» RECORDS TO PROCESS
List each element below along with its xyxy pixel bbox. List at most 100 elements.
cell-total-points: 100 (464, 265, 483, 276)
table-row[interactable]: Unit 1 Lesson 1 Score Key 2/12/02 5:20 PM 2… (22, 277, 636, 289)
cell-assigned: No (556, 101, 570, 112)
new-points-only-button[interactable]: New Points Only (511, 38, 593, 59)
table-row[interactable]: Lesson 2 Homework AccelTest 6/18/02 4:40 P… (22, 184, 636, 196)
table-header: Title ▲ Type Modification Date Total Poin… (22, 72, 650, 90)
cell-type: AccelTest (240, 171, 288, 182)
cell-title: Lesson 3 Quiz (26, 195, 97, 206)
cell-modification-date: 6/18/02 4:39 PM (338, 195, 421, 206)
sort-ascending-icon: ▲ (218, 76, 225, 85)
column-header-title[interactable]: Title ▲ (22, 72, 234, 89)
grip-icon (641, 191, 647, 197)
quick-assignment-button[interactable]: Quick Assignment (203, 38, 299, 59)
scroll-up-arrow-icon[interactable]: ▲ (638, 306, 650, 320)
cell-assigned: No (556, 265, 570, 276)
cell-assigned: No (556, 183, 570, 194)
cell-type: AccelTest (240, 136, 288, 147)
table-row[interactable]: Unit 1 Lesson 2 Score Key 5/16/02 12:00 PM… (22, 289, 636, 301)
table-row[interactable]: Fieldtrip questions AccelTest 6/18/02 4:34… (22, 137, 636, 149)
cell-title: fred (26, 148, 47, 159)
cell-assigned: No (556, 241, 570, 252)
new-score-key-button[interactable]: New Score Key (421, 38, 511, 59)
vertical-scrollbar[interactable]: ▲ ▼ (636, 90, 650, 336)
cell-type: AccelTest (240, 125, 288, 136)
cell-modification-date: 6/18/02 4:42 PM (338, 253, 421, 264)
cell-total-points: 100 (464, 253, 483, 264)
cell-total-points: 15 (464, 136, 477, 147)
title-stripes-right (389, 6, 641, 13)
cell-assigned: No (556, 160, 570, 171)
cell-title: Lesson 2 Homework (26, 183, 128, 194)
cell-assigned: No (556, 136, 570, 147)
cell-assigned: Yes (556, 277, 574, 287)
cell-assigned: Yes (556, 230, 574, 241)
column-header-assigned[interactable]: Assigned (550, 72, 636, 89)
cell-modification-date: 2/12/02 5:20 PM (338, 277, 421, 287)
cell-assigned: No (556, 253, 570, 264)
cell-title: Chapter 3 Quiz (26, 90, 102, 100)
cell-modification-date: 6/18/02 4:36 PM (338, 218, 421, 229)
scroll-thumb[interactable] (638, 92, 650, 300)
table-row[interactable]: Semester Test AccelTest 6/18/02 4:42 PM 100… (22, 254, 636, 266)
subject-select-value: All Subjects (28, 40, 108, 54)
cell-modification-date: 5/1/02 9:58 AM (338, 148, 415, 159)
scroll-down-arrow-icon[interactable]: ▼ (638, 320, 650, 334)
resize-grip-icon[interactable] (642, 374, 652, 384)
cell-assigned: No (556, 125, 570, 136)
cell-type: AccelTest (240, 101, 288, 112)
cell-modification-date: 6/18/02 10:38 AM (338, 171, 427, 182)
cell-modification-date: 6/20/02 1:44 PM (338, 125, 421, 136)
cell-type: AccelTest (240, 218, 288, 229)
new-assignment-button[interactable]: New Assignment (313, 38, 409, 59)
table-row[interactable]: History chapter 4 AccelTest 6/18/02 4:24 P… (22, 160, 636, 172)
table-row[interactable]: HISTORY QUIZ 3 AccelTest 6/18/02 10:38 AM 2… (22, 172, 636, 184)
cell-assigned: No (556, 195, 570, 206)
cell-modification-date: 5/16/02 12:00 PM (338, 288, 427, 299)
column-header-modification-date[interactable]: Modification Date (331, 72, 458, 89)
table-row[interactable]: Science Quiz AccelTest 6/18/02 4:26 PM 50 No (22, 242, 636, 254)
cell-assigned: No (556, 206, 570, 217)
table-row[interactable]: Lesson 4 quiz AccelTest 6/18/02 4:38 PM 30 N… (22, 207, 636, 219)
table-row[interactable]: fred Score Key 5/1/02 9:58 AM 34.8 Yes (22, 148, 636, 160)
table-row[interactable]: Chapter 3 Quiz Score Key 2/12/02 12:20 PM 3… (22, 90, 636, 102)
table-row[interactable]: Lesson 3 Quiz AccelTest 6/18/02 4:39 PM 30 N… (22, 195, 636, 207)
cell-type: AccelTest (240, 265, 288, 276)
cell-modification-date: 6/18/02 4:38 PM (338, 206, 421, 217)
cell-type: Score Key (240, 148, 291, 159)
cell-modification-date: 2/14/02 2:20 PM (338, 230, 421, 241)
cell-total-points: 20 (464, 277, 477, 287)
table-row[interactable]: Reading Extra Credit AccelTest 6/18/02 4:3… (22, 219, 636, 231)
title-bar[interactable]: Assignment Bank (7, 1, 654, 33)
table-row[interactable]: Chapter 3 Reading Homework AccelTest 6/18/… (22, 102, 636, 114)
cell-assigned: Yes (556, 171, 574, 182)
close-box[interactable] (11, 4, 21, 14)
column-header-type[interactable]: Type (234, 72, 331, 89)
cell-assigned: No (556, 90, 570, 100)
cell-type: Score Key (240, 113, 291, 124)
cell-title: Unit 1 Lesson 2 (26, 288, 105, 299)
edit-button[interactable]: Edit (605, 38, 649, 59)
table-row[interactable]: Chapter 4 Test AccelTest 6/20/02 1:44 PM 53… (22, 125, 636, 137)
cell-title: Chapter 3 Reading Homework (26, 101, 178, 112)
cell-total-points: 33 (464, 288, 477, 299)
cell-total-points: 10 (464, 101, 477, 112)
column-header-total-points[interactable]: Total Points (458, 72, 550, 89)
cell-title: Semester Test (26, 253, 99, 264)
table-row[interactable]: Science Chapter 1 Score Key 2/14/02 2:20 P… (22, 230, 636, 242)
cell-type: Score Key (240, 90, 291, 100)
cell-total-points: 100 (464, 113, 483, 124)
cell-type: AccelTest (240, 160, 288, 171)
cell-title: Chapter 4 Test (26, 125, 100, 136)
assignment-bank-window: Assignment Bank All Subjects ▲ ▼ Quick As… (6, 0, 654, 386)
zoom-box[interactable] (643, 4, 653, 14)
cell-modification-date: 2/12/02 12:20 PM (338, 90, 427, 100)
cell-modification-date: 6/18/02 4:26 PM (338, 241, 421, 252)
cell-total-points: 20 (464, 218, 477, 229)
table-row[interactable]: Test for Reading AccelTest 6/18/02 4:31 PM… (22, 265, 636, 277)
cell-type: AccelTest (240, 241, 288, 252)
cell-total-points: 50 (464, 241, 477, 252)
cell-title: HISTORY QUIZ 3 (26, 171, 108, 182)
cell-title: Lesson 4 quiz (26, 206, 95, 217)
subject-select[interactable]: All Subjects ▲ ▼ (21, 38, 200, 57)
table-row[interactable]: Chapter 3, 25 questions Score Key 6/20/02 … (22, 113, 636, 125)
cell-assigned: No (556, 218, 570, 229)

» DIRECTIONS FOR THIS TASK
Rewrite the items above, replacing every "AccelTest" with "Accelerated Test" and keeping everything else the same.

» WRITTEN ANSWER
List each element below along with its xyxy pixel bbox. List at most 100 elements.
cell-total-points: 100 (464, 265, 483, 276)
table-row[interactable]: Unit 1 Lesson 1 Score Key 2/12/02 5:20 PM 2… (22, 277, 636, 289)
cell-assigned: No (556, 101, 570, 112)
new-points-only-button[interactable]: New Points Only (511, 38, 593, 59)
table-row[interactable]: Lesson 2 Homework Accelerated Test 6/18/02 4:40 P… (22, 184, 636, 196)
table-header: Title ▲ Type Modification Date Total Poin… (22, 72, 650, 90)
cell-type: Accelerated Test (240, 171, 288, 182)
cell-title: Lesson 3 Quiz (26, 195, 97, 206)
cell-modification-date: 6/18/02 4:39 PM (338, 195, 421, 206)
sort-ascending-icon: ▲ (218, 76, 225, 85)
column-header-title[interactable]: Title ▲ (22, 72, 234, 89)
grip-icon (641, 191, 647, 197)
quick-assignment-button[interactable]: Quick Assignment (203, 38, 299, 59)
scroll-up-arrow-icon[interactable]: ▲ (638, 306, 650, 320)
cell-assigned: No (556, 265, 570, 276)
cell-assigned: No (556, 183, 570, 194)
cell-type: Accelerated Test (240, 136, 288, 147)
table-row[interactable]: Unit 1 Lesson 2 Score Key 5/16/02 12:00 PM… (22, 289, 636, 301)
table-row[interactable]: Fieldtrip questions Accelerated Test 6/18/02 4:34… (22, 137, 636, 149)
cell-title: fred (26, 148, 47, 159)
cell-assigned: No (556, 241, 570, 252)
new-score-key-button[interactable]: New Score Key (421, 38, 511, 59)
vertical-scrollbar[interactable]: ▲ ▼ (636, 90, 650, 336)
cell-type: Accelerated Test (240, 125, 288, 136)
cell-modification-date: 6/18/02 4:42 PM (338, 253, 421, 264)
cell-total-points: 100 (464, 253, 483, 264)
cell-total-points: 15 (464, 136, 477, 147)
title-stripes-right (389, 6, 641, 13)
cell-assigned: No (556, 160, 570, 171)
cell-title: Lesson 2 Homework (26, 183, 128, 194)
cell-assigned: No (556, 136, 570, 147)
cell-assigned: Yes (556, 277, 574, 287)
cell-assigned: Yes (556, 230, 574, 241)
column-header-assigned[interactable]: Assigned (550, 72, 636, 89)
cell-modification-date: 2/12/02 5:20 PM (338, 277, 421, 287)
cell-assigned: No (556, 253, 570, 264)
cell-title: Chapter 3 Quiz (26, 90, 102, 100)
cell-modification-date: 6/18/02 4:36 PM (338, 218, 421, 229)
scroll-thumb[interactable] (638, 92, 650, 300)
table-row[interactable]: Semester Test Accelerated Test 6/18/02 4:42 PM 100… (22, 254, 636, 266)
subject-select-value: All Subjects (28, 40, 108, 54)
cell-modification-date: 5/1/02 9:58 AM (338, 148, 415, 159)
scroll-down-arrow-icon[interactable]: ▼ (638, 320, 650, 334)
resize-grip-icon[interactable] (642, 374, 652, 384)
cell-assigned: No (556, 125, 570, 136)
cell-type: Accelerated Test (240, 101, 288, 112)
cell-modification-date: 6/18/02 10:38 AM (338, 171, 427, 182)
cell-modification-date: 6/20/02 1:44 PM (338, 125, 421, 136)
cell-type: Accelerated Test (240, 218, 288, 229)
new-assignment-button[interactable]: New Assignment (313, 38, 409, 59)
table-row[interactable]: History chapter 4 Accelerated Test 6/18/02 4:24 P… (22, 160, 636, 172)
table-row[interactable]: HISTORY QUIZ 3 Accelerated Test 6/18/02 10:38 AM 2… (22, 172, 636, 184)
cell-assigned: No (556, 195, 570, 206)
cell-modification-date: 5/16/02 12:00 PM (338, 288, 427, 299)
column-header-modification-date[interactable]: Modification Date (331, 72, 458, 89)
table-row[interactable]: Science Quiz Accelerated Test 6/18/02 4:26 PM 50 No (22, 242, 636, 254)
cell-assigned: No (556, 206, 570, 217)
table-row[interactable]: Lesson 4 quiz Accelerated Test 6/18/02 4:38 PM 30 N… (22, 207, 636, 219)
table-row[interactable]: fred Score Key 5/1/02 9:58 AM 34.8 Yes (22, 148, 636, 160)
table-row[interactable]: Chapter 3 Quiz Score Key 2/12/02 12:20 PM 3… (22, 90, 636, 102)
table-row[interactable]: Lesson 3 Quiz Accelerated Test 6/18/02 4:39 PM 30 N… (22, 195, 636, 207)
cell-type: Accelerated Test (240, 265, 288, 276)
cell-modification-date: 6/18/02 4:38 PM (338, 206, 421, 217)
cell-type: Score Key (240, 148, 291, 159)
cell-modification-date: 2/14/02 2:20 PM (338, 230, 421, 241)
cell-total-points: 20 (464, 277, 477, 287)
table-row[interactable]: Reading Extra Credit Accelerated Test 6/18/02 4:3… (22, 219, 636, 231)
title-bar[interactable]: Assignment Bank (7, 1, 654, 33)
table-row[interactable]: Chapter 3 Reading Homework Accelerated Test 6/18/… (22, 102, 636, 114)
cell-assigned: Yes (556, 171, 574, 182)
close-box[interactable] (11, 4, 21, 14)
column-header-type[interactable]: Type (234, 72, 331, 89)
cell-assigned: No (556, 90, 570, 100)
cell-type: Score Key (240, 113, 291, 124)
cell-title: Unit 1 Lesson 2 (26, 288, 105, 299)
edit-button[interactable]: Edit (605, 38, 649, 59)
table-row[interactable]: Chapter 4 Test Accelerated Test 6/20/02 1:44 PM 53… (22, 125, 636, 137)
cell-title: Chapter 3 Reading Homework (26, 101, 178, 112)
cell-total-points: 33 (464, 288, 477, 299)
cell-total-points: 10 (464, 101, 477, 112)
column-header-total-points[interactable]: Total Points (458, 72, 550, 89)
cell-title: Semester Test (26, 253, 99, 264)
table-row[interactable]: Science Chapter 1 Score Key 2/14/02 2:20 P… (22, 230, 636, 242)
cell-type: Score Key (240, 90, 291, 100)
cell-total-points: 100 (464, 113, 483, 124)
cell-type: Accelerated Test (240, 160, 288, 171)
cell-title: Chapter 4 Test (26, 125, 100, 136)
assignment-bank-window: Assignment Bank All Subjects ▲ ▼ Quick As… (6, 0, 654, 386)
zoom-box[interactable] (643, 4, 653, 14)
cell-modification-date: 2/12/02 12:20 PM (338, 90, 427, 100)
cell-modification-date: 6/18/02 4:26 PM (338, 241, 421, 252)
cell-total-points: 20 (464, 218, 477, 229)
table-row[interactable]: Test for Reading Accelerated Test 6/18/02 4:31 PM… (22, 265, 636, 277)
cell-type: Accelerated Test (240, 241, 288, 252)
cell-total-points: 50 (464, 241, 477, 252)
cell-title: HISTORY QUIZ 3 (26, 171, 108, 182)
cell-title: Lesson 4 quiz (26, 206, 95, 217)
subject-select[interactable]: All Subjects ▲ ▼ (21, 38, 200, 57)
table-row[interactable]: Chapter 3, 25 questions Score Key 6/20/02 … (22, 113, 636, 125)
cell-assigned: No (556, 218, 570, 229)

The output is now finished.